(Records from a collection of figures)
########################################
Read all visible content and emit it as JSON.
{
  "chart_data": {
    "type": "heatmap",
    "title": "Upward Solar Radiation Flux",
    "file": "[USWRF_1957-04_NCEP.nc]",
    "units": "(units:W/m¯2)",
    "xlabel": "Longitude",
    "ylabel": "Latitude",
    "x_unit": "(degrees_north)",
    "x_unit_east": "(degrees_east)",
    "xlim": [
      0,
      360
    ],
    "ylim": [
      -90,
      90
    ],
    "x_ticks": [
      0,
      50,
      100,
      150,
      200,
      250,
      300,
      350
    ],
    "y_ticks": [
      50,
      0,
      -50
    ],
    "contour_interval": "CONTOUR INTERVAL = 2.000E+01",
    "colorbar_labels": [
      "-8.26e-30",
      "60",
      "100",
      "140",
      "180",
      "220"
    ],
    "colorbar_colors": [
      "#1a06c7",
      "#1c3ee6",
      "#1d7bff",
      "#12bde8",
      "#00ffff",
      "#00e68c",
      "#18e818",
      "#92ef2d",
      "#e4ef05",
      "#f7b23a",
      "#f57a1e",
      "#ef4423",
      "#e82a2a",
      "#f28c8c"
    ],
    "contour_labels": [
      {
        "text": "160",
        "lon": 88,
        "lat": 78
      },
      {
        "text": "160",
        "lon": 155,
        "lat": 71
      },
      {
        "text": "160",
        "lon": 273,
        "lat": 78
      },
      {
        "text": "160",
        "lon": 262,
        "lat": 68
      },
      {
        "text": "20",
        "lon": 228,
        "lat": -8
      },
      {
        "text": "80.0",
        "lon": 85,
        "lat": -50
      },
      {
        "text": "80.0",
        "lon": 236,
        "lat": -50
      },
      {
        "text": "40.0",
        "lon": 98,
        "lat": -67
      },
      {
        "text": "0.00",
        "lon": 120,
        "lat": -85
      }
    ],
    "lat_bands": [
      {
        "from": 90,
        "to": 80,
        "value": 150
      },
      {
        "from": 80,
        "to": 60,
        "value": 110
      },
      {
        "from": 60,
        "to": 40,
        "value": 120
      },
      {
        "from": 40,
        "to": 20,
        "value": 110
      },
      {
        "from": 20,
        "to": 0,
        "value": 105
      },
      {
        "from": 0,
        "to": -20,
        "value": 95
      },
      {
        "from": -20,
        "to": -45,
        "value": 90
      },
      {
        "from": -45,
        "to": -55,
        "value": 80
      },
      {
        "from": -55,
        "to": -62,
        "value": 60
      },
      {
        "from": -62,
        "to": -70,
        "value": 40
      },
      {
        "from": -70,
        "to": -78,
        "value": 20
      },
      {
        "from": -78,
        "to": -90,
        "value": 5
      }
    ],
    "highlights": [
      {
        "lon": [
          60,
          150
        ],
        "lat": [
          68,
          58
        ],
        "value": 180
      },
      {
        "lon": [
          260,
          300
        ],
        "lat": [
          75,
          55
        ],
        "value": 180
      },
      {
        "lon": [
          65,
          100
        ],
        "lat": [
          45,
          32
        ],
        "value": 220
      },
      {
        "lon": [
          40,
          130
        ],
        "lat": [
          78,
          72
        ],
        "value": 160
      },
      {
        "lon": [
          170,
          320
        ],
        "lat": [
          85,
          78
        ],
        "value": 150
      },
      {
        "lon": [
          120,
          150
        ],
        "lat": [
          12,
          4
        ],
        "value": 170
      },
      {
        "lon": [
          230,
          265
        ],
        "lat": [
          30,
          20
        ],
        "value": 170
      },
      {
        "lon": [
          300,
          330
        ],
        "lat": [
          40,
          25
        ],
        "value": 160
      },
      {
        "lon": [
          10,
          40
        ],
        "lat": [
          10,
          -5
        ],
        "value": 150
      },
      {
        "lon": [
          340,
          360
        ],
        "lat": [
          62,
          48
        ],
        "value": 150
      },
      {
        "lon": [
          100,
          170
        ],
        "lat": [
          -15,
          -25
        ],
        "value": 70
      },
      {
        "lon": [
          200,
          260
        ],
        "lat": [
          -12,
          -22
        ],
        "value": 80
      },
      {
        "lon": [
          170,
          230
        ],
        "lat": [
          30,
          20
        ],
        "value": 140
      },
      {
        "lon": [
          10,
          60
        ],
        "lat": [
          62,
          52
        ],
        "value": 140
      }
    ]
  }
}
########################################
## TASK OBJECTIVE
Each line of the material above needs to be quoted exactly, please.

## WORKED SOLUTION
Read all visible content and emit it as JSON.
{
  "chart_data": {
    "type": "heatmap",
    "title": "Upward Solar Radiation Flux",
    "file": "[USWRF_1957-04_NCEP.nc]",
    "units": "(units:W/m¯2)",
    "xlabel": "Longitude",
    "ylabel": "Latitude",
    "x_unit": "(degrees_north)",
    "x_unit_east": "(degrees_east)",
    "xlim": [
      0,
      360
    ],
    "ylim": [
      -90,
      90
    ],
    "x_ticks": [
      0,
      50,
      100,
      150,
      200,
      250,
      300,
      350
    ],
    "y_ticks": [
      50,
      0,
      -50
    ],
    "contour_interval": "CONTOUR INTERVAL = 2.000E+01",
    "colorbar_labels": [
      "-8.26e-30",
      "60",
      "100",
      "140",
      "180",
      "220"
    ],
    "colorbar_colors": [
      "#1a06c7",
      "#1c3ee6",
      "#1d7bff",
      "#12bde8",
      "#00ffff",
      "#00e68c",
      "#18e818",
      "#92ef2d",
      "#e4ef05",
      "#f7b23a",
      "#f57a1e",
      "#ef4423",
      "#e82a2a",
      "#f28c8c"
    ],
    "contour_labels": [
      {
        "text": "160",
        "lon": 88,
        "lat": 78
      },
      {
        "text": "160",
        "lon": 155,
        "lat": 71
      },
      {
        "text": "160",
        "lon": 273,
        "lat": 78
      },
      {
        "text": "160",
        "lon": 262,
        "lat": 68
      },
      {
        "text": "20",
        "lon": 228,
        "lat": -8
      },
      {
        "text": "80.0",
        "lon": 85,
        "lat": -50
      },
      {
        "text": "80.0",
        "lon": 236,
        "lat": -50
      },
      {
        "text": "40.0",
        "lon": 98,
        "lat": -67
      },
      {
        "text": "0.00",
        "lon": 120,
        "lat": -85
      }
    ],
    "lat_bands": [
      {
        "from": 90,
        "to": 80,
        "value": 150
      },
      {
        "from": 80,
        "to": 60,
        "value": 110
      },
      {
        "from": 60,
        "to": 40,
        "value": 120
      },
      {
        "from": 40,
        "to": 20,
        "value": 110
      },
      {
        "from": 20,
        "to": 0,
        "value": 105
      },
      {
        "from": 0,
        "to": -20,
        "value": 95
      },
      {
        "from": -20,
        "to": -45,
        "value": 90
      },
      {
        "from": -45,
        "to": -55,
        "value": 80
      },
      {
        "from": -55,
        "to": -62,
        "value": 60
      },
      {
        "from": -62,
        "to": -70,
        "value": 40
      },
      {
        "from": -70,
        "to": -78,
        "value": 20
      },
      {
        "from": -78,
        "to": -90,
        "value": 5
      }
    ],
    "highlights": [
      {
        "lon": [
          60,
          150
        ],
        "lat": [
          68,
          58
        ],
        "value": 180
      },
      {
        "lon": [
          260,
          300
        ],
        "lat": [
          75,
          55
        ],
        "value": 180
      },
      {
        "lon": [
          65,
          100
        ],
        "lat": [
          45,
          32
        ],
        "value": 220
      },
      {
        "lon": [
          40,
          130
        ],
        "lat": [
          78,
          72
        ],
        "value": 160
      },
      {
        "lon": [
          170,
          320
        ],
        "lat": [
          85,
          78
        ],
        "value": 150
      },
      {
        "lon": [
          120,
          150
        ],
        "lat": [
          12,
          4
        ],
        "value": 170
      },
      {
        "lon": [
          230,
          265
        ],
        "lat": [
          30,
          20
        ],
        "value": 170
      },
      {
        "lon": [
          300,
          330
        ],
        "lat": [
          40,
          25
        ],
        "value": 160
      },
      {
        "lon": [
          10,
          40
        ],
        "lat": [
          10,
          -5
        ],
        "value": 150
      },
      {
        "lon": [
          340,
          360
        ],
        "lat": [
          62,
          48
        ],
        "value": 150
      },
      {
        "lon": [
          100,
          170
        ],
        "lat": [
          -15,
          -25
        ],
        "value": 70
      },
      {
        "lon": [
          200,
          260
        ],
        "lat": [
          -12,
          -22
        ],
        "value": 80
      },
      {
        "lon": [
          170,
          230
        ],
        "lat": [
          30,
          20
        ],
        "value": 140
      },
      {
        "lon": [
          10,
          60
        ],
        "lat": [
          62,
          52
        ],
        "value": 140
      }
    ]
  }
}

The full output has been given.